TEXT UNDER STUDY
Poster Poster Program Therapy Physics

Impact of Microdosimetric Energy Deposition on Radiolytic Chemistry

Abstract
Purpose

Proton therapy treatments deliver a prescribed absorbed dose to the patient. This work investigates both energy deposition and the temporal evolution of water radiolysis products at micrometric scales, combining a multi-scale approach to assess how identical absorbed doses can correspond to different energy deposition patterns and chemical environments.

Methods

We used a detailed model of the Hitachi proton therapy nozzle in Open TOPAS to simulate a 10×10 cm² homogeneous field. The integrated depth–dose (IDD) in water was calculated twice for each energy, modifying the number of incident protons to ensure the same absorbed dose in two scoring volumes: in the plateau and in the Bragg peak. Dose was scored in a macroscopic cube (0.6mm lateral size), and lineal energy in a subvolume (50µm lateral size) centered within it using TOPAS-nBio. Water radiation-induced chemistry was tracked in a cubic subvolume (10µm lateral size) within the microdosimetric region, scoring the temporal evolution of radiolysis products such as hydroxyl radicals and hydrogen peroxide.

Results

Microscopic energy depositions in the Bragg peak are denser but of lower maximum energy than in the plateau. This is reflected in the larger area under the y·d(y) weighted lineal energy distribution curve, indicating higher density of low-energy depositions. These differences influence chemical kinetics: highly reactive species such as hydroxyl radicals decay faster at the Bragg peak due to enhanced recombination, whereas more stable molecules such as hydrogen peroxide accumulate faster.

Conclusion

Monte Carlo simulations are a valuable tool to show how the same dose can correspond to different distributions of lineal energy and radiolytic chemical dynamics. An accurate quantification of these processes could set the basis for an understanding of the biological effectiveness of proton therapy.

(Records from a data collection)
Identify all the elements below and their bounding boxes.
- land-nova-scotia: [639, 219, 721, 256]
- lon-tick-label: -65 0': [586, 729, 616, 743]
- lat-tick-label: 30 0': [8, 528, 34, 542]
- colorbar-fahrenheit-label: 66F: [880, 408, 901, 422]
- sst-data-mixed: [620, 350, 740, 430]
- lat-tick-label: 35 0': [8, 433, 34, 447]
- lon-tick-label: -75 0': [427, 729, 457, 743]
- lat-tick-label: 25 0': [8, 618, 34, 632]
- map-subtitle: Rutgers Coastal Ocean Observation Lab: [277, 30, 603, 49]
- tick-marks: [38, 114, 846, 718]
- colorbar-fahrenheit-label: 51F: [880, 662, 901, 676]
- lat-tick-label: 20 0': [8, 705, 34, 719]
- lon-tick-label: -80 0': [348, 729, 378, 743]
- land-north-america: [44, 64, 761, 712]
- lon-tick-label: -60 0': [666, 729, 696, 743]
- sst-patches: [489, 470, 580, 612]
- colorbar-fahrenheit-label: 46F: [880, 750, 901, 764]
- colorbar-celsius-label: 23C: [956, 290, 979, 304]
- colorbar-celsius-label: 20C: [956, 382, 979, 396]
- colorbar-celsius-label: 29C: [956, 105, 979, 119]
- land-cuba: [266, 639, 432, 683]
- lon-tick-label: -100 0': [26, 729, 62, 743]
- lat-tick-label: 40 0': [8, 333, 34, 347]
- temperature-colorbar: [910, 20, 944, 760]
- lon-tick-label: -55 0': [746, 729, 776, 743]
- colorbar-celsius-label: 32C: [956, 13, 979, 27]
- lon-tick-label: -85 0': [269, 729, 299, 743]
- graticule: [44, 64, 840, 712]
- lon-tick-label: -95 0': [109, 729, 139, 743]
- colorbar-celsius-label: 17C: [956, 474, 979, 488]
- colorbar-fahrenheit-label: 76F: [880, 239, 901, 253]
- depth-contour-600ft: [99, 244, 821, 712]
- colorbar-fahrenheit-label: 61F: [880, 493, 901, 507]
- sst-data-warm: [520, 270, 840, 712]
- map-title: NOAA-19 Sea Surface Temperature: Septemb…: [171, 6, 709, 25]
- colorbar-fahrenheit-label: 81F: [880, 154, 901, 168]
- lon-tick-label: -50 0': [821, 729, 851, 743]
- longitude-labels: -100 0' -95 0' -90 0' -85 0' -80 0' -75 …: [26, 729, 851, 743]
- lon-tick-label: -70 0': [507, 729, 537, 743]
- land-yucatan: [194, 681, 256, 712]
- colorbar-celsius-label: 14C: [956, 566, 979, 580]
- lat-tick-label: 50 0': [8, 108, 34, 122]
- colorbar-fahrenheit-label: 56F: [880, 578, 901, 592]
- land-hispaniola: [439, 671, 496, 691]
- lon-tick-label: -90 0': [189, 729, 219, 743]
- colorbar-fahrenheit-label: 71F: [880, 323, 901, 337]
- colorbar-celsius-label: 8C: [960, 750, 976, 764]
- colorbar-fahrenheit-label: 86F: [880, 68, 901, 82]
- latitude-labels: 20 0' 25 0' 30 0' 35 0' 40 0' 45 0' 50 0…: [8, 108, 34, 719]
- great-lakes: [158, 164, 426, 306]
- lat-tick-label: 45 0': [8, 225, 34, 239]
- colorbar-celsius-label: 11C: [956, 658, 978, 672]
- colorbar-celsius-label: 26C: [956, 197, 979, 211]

ACTIVITIES
1. In the abstract, what lateral size was the cubic subvolume in which water radiation-induced chemistry was tracked?
2. What are all the cubic volumes described in the abstract, and what lateral size does each have and what was scored or tracked in it?
3. Retype the part of the abstract that opens with the words containing "Proton therapy treatments" and closes with "and chemical environments.".

SOLUTIONS TO THE PROBLEMS
1. 10 µm.

2.
- Macroscopic cube, 0.6 mm lateral size: dose.
- Subvolume, 50 µm lateral size, centered within that cube: lineal energy.
- Cubic subvolume, 10 µm lateral size, within the microdosimetric region: water radiation-induced chemistry, meaning the temporal evolution of radiolysis products such as hydroxyl radicals and hydrogen peroxide.

3.
Proton therapy treatments deliver a prescribed absorbed dose to the patient. This work investigates both energy deposition and the temporal evolution of water radiolysis products at micrometric scales, combining a multi-scale approach to assess how identical absorbed doses can correspond to different energy deposition patterns and chemical environments.